Recorded data
============================================================

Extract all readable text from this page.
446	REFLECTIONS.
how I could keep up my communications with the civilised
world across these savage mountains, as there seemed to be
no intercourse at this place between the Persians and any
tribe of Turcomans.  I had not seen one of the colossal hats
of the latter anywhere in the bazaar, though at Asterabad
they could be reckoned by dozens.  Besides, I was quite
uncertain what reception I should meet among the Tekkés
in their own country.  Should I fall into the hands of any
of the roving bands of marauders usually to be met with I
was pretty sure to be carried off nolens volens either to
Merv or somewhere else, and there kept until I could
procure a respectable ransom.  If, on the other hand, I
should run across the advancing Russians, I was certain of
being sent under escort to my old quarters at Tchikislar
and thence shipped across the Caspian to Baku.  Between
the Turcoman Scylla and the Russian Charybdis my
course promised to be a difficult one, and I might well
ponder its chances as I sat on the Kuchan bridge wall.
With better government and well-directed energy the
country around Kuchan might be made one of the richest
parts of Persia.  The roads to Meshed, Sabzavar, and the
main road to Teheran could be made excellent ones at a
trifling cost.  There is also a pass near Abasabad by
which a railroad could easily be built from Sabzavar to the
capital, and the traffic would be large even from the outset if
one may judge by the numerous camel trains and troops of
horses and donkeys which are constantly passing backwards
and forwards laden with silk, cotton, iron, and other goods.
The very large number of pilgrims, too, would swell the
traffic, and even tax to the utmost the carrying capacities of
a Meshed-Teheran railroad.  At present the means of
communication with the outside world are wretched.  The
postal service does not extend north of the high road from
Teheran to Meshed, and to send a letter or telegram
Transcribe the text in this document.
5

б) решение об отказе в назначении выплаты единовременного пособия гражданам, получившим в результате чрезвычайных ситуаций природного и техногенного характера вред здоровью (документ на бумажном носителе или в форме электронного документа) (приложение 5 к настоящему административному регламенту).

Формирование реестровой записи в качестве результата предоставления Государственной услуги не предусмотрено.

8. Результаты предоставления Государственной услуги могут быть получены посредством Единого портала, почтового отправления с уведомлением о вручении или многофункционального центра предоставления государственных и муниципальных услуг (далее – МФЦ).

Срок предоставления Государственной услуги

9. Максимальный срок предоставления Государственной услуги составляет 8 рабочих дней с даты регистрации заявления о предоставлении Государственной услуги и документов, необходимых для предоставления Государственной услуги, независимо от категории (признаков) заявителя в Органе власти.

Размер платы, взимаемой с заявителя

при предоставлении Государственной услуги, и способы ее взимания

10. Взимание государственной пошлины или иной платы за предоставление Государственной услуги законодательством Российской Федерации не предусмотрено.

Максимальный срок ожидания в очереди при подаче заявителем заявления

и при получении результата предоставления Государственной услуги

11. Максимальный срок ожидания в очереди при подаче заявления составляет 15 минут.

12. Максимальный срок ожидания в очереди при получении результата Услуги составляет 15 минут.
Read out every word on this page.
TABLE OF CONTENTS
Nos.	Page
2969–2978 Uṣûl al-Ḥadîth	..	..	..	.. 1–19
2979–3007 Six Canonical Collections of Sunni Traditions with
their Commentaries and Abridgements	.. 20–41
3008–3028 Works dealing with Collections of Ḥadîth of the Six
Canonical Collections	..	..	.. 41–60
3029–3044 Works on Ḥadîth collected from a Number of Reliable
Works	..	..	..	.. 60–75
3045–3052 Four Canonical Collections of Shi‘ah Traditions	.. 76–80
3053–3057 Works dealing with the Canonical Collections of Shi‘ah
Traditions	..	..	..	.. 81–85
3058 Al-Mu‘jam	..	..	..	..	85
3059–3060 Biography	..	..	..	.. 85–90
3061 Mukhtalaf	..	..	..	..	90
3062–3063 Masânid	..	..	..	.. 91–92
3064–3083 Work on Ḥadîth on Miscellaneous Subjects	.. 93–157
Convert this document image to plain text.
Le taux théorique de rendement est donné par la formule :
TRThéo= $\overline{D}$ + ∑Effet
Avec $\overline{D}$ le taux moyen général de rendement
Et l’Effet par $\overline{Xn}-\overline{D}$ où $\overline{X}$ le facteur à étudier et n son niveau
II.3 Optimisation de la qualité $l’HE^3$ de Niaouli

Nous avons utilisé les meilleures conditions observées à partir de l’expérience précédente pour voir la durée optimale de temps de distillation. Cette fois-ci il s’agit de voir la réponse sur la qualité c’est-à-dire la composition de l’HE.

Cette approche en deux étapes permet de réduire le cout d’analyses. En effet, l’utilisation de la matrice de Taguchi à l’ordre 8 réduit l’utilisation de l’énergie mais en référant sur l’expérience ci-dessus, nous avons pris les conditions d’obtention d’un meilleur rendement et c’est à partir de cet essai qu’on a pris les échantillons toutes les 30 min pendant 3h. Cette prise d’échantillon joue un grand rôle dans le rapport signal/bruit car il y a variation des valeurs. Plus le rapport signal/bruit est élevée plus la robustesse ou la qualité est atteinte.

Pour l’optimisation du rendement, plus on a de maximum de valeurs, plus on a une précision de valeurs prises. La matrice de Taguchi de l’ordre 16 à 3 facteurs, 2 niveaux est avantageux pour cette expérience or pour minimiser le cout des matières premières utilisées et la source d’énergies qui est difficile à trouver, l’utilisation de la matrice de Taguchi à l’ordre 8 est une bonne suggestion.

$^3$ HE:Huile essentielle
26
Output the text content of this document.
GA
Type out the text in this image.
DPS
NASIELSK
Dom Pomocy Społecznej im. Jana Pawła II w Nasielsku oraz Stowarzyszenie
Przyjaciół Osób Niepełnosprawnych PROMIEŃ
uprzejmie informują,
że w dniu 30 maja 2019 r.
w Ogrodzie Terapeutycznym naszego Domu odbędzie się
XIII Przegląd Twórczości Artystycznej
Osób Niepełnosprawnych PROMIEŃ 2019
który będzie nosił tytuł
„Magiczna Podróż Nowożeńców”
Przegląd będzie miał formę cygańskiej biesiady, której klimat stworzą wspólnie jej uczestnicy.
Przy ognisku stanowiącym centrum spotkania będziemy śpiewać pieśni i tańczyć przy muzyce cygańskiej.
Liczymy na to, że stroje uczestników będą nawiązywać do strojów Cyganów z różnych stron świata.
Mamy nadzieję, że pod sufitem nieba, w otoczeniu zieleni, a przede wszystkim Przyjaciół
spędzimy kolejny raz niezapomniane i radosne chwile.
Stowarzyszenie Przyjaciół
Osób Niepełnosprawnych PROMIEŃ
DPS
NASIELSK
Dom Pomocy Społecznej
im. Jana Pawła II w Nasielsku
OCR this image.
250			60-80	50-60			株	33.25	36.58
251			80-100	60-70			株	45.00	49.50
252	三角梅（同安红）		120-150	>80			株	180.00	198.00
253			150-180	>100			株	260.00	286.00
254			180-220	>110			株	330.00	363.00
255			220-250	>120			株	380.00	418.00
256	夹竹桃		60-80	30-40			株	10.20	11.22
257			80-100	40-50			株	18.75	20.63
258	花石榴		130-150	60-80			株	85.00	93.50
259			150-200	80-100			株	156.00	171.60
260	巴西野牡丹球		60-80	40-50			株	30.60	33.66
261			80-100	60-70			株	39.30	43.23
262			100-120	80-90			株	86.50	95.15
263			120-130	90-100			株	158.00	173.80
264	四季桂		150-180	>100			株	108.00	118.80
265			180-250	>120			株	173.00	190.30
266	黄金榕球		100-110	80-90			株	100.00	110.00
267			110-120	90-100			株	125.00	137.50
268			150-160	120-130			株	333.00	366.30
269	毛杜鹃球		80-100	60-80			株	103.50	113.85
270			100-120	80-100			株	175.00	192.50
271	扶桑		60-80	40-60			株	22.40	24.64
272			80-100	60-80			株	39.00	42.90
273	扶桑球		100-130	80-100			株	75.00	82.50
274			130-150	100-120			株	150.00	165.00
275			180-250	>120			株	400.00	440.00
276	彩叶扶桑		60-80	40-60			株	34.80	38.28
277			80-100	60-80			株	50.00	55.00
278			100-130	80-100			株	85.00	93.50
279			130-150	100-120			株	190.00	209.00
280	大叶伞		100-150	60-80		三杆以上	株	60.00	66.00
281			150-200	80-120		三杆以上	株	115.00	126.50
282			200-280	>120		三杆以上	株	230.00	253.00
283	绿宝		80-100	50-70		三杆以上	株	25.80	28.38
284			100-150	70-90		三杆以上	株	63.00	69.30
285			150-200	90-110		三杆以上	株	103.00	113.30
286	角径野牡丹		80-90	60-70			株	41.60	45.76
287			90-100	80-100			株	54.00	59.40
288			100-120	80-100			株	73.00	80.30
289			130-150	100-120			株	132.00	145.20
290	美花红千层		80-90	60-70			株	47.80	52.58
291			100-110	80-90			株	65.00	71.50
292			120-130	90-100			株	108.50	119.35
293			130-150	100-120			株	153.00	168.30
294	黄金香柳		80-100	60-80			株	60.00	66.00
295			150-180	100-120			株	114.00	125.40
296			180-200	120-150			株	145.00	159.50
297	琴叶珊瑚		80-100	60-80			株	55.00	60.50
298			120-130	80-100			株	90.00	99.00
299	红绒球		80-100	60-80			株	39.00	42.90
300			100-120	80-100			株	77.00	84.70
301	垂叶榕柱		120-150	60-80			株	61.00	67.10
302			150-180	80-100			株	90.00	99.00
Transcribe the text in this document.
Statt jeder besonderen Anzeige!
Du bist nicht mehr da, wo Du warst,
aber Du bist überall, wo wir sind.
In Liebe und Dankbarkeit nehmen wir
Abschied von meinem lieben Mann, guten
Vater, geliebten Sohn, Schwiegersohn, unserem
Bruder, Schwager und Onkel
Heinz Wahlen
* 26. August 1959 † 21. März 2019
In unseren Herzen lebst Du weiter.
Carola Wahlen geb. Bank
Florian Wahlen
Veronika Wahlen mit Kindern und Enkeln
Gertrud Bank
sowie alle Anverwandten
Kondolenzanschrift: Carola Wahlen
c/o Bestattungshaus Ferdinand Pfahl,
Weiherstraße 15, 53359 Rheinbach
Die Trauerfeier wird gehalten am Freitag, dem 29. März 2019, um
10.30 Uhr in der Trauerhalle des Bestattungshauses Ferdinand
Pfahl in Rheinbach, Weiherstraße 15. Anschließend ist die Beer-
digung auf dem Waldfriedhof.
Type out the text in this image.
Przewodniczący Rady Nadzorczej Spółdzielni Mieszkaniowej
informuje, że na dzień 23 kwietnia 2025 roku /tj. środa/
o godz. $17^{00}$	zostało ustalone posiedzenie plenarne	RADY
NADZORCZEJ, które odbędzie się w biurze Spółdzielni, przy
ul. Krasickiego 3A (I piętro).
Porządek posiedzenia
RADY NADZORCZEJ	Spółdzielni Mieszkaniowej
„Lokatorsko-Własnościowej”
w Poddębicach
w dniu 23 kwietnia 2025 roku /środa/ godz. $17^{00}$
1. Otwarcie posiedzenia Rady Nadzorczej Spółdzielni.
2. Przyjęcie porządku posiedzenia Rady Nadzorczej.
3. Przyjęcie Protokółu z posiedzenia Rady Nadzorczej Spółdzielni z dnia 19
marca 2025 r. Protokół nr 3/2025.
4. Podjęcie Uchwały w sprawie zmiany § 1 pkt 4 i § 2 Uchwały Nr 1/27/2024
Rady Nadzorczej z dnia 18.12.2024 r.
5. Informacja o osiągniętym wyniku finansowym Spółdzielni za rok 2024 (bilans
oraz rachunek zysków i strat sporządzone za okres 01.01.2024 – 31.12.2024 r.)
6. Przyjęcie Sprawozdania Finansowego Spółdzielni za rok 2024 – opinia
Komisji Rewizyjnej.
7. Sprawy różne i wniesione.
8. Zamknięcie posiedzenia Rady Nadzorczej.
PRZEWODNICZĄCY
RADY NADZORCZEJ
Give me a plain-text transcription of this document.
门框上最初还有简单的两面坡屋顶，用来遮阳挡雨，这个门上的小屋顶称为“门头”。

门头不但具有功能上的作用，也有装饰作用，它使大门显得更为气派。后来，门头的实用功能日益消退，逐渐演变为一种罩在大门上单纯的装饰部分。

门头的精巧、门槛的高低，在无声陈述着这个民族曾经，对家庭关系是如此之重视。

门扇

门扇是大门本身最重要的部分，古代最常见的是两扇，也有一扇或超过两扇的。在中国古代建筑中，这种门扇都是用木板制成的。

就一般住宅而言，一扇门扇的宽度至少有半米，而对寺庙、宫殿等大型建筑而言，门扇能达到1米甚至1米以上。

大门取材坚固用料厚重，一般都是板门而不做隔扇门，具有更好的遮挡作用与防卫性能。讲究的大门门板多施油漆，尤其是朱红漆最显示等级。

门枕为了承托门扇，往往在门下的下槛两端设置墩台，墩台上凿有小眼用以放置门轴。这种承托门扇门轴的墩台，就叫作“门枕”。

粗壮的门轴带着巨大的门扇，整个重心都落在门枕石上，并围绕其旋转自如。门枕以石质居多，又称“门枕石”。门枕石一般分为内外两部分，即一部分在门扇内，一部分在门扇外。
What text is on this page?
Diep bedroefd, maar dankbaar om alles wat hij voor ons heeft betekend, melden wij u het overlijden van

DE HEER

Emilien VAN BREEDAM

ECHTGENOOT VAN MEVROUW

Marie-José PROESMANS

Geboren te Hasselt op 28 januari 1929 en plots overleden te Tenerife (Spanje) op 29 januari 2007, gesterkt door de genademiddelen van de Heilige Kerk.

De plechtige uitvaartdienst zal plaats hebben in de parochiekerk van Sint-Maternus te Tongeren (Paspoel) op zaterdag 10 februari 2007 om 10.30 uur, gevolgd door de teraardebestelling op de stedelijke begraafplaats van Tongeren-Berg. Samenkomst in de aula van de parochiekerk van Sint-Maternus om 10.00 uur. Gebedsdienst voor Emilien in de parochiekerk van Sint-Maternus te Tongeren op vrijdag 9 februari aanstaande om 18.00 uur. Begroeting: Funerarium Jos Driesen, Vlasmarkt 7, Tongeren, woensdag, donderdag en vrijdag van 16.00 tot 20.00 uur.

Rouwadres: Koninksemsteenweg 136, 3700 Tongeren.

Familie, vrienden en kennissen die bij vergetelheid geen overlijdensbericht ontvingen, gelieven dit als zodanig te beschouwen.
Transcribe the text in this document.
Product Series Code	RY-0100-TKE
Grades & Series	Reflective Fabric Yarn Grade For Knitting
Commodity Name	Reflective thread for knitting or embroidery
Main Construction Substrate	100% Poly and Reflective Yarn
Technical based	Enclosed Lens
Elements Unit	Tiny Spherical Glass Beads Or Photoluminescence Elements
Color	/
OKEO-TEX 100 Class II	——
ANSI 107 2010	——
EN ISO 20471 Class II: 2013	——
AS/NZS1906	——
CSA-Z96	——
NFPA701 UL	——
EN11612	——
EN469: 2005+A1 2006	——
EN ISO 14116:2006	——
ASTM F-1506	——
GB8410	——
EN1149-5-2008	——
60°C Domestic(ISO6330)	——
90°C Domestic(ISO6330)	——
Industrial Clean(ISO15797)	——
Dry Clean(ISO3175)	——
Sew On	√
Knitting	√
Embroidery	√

============================================================

**Brief**. The required answer is a single number: the count of lines in the entries that hold the string "Społecznej".

**Result for this task**. 2